»»

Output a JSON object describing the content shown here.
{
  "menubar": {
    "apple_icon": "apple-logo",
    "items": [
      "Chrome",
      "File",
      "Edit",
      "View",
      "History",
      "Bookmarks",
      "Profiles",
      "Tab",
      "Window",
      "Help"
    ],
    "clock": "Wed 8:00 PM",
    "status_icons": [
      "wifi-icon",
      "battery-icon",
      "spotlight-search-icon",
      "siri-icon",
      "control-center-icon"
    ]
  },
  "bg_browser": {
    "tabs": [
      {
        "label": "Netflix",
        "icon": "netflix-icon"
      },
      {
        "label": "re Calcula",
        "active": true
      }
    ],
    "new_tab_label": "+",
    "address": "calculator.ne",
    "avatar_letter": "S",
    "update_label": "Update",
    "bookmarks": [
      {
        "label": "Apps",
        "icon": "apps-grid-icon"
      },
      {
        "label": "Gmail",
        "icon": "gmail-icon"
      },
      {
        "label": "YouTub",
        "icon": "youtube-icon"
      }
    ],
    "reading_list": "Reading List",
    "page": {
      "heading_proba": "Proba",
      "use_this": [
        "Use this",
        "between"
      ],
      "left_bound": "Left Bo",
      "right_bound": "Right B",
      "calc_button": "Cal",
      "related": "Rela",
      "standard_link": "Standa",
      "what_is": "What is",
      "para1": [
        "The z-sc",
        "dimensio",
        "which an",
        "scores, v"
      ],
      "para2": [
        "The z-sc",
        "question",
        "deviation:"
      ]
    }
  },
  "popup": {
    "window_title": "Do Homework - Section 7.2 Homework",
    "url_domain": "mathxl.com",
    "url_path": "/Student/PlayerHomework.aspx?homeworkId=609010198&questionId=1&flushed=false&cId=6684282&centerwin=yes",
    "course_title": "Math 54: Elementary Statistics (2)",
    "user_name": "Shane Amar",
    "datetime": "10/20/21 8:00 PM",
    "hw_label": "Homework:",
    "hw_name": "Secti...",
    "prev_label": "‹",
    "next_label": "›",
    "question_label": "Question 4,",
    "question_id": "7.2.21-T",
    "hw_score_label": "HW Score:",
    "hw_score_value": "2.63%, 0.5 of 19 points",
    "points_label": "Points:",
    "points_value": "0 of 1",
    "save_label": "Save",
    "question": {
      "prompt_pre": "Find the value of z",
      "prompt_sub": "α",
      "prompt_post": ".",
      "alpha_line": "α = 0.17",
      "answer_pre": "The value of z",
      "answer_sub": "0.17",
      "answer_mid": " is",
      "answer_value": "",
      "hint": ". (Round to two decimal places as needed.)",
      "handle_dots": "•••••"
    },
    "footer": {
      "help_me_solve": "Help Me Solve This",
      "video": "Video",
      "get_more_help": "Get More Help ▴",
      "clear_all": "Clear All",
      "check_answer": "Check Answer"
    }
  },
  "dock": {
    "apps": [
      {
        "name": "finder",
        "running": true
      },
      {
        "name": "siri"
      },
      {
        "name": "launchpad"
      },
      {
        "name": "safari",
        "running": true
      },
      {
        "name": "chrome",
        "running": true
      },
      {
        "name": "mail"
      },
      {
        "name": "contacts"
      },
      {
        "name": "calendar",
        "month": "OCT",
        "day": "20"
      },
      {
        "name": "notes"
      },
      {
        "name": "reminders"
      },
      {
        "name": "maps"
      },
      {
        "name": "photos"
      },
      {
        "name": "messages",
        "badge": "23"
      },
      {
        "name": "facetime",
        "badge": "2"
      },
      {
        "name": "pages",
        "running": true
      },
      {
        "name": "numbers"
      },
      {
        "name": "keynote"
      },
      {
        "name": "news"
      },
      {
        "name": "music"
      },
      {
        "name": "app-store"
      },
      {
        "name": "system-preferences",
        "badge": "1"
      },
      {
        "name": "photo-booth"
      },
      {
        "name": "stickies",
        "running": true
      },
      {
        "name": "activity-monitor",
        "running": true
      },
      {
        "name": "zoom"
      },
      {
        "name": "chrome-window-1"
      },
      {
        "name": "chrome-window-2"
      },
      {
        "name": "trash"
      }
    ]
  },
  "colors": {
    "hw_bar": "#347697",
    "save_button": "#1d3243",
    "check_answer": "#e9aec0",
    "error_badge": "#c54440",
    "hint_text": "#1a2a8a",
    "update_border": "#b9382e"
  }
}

««

**Problem to work on**
Each line of the listing should be echoed back exactly.

**Written response**
Output a JSON object describing the content shown here.
{
  "menubar": {
    "apple_icon": "apple-logo",
    "items": [
      "Chrome",
      "File",
      "Edit",
      "View",
      "History",
      "Bookmarks",
      "Profiles",
      "Tab",
      "Window",
      "Help"
    ],
    "clock": "Wed 8:00 PM",
    "status_icons": [
      "wifi-icon",
      "battery-icon",
      "spotlight-search-icon",
      "siri-icon",
      "control-center-icon"
    ]
  },
  "bg_browser": {
    "tabs": [
      {
        "label": "Netflix",
        "icon": "netflix-icon"
      },
      {
        "label": "re Calcula",
        "active": true
      }
    ],
    "new_tab_label": "+",
    "address": "calculator.ne",
    "avatar_letter": "S",
    "update_label": "Update",
    "bookmarks": [
      {
        "label": "Apps",
        "icon": "apps-grid-icon"
      },
      {
        "label": "Gmail",
        "icon": "gmail-icon"
      },
      {
        "label": "YouTub",
        "icon": "youtube-icon"
      }
    ],
    "reading_list": "Reading List",
    "page": {
      "heading_proba": "Proba",
      "use_this": [
        "Use this",
        "between"
      ],
      "left_bound": "Left Bo",
      "right_bound": "Right B",
      "calc_button": "Cal",
      "related": "Rela",
      "standard_link": "Standa",
      "what_is": "What is",
      "para1": [
        "The z-sc",
        "dimensio",
        "which an",
        "scores, v"
      ],
      "para2": [
        "The z-sc",
        "question",
        "deviation:"
      ]
    }
  },
  "popup": {
    "window_title": "Do Homework - Section 7.2 Homework",
    "url_domain": "mathxl.com",
    "url_path": "/Student/PlayerHomework.aspx?homeworkId=609010198&questionId=1&flushed=false&cId=6684282&centerwin=yes",
    "course_title": "Math 54: Elementary Statistics (2)",
    "user_name": "Shane Amar",
    "datetime": "10/20/21 8:00 PM",
    "hw_label": "Homework:",
    "hw_name": "Secti...",
    "prev_label": "‹",
    "next_label": "›",
    "question_label": "Question 4,",
    "question_id": "7.2.21-T",
    "hw_score_label": "HW Score:",
    "hw_score_value": "2.63%, 0.5 of 19 points",
    "points_label": "Points:",
    "points_value": "0 of 1",
    "save_label": "Save",
    "question": {
      "prompt_pre": "Find the value of z",
      "prompt_sub": "α",
      "prompt_post": ".",
      "alpha_line": "α = 0.17",
      "answer_pre": "The value of z",
      "answer_sub": "0.17",
      "answer_mid": " is",
      "answer_value": "",
      "hint": ". (Round to two decimal places as needed.)",
      "handle_dots": "•••••"
    },
    "footer": {
      "help_me_solve": "Help Me Solve This",
      "video": "Video",
      "get_more_help": "Get More Help ▴",
      "clear_all": "Clear All",
      "check_answer": "Check Answer"
    }
  },
  "dock": {
    "apps": [
      {
        "name": "finder",
        "running": true
      },
      {
        "name": "siri"
      },
      {
        "name": "launchpad"
      },
      {
        "name": "safari",
        "running": true
      },
      {
        "name": "chrome",
        "running": true
      },
      {
        "name": "mail"
      },
      {
        "name": "contacts"
      },
      {
        "name": "calendar",
        "month": "OCT",
        "day": "20"
      },
      {
        "name": "notes"
      },
      {
        "name": "reminders"
      },
      {
        "name": "maps"
      },
      {
        "name": "photos"
      },
      {
        "name": "messages",
        "badge": "23"
      },
      {
        "name": "facetime",
        "badge": "2"
      },
      {
        "name": "pages",
        "running": true
      },
      {
        "name": "numbers"
      },
      {
        "name": "keynote"
      },
      {
        "name": "news"
      },
      {
        "name": "music"
      },
      {
        "name": "app-store"
      },
      {
        "name": "system-preferences",
        "badge": "1"
      },
      {
        "name": "photo-booth"
      },
      {
        "name": "stickies",
        "running": true
      },
      {
        "name": "activity-monitor",
        "running": true
      },
      {
        "name": "zoom"
      },
      {
        "name": "chrome-window-1"
      },
      {
        "name": "chrome-window-2"
      },
      {
        "name": "trash"
      }
    ]
  },
  "colors": {
    "hw_bar": "#347697",
    "save_button": "#1d3243",
    "check_answer": "#e9aec0",
    "error_badge": "#c54440",
    "hint_text": "#1a2a8a",
    "update_border": "#b9382e"
  }
}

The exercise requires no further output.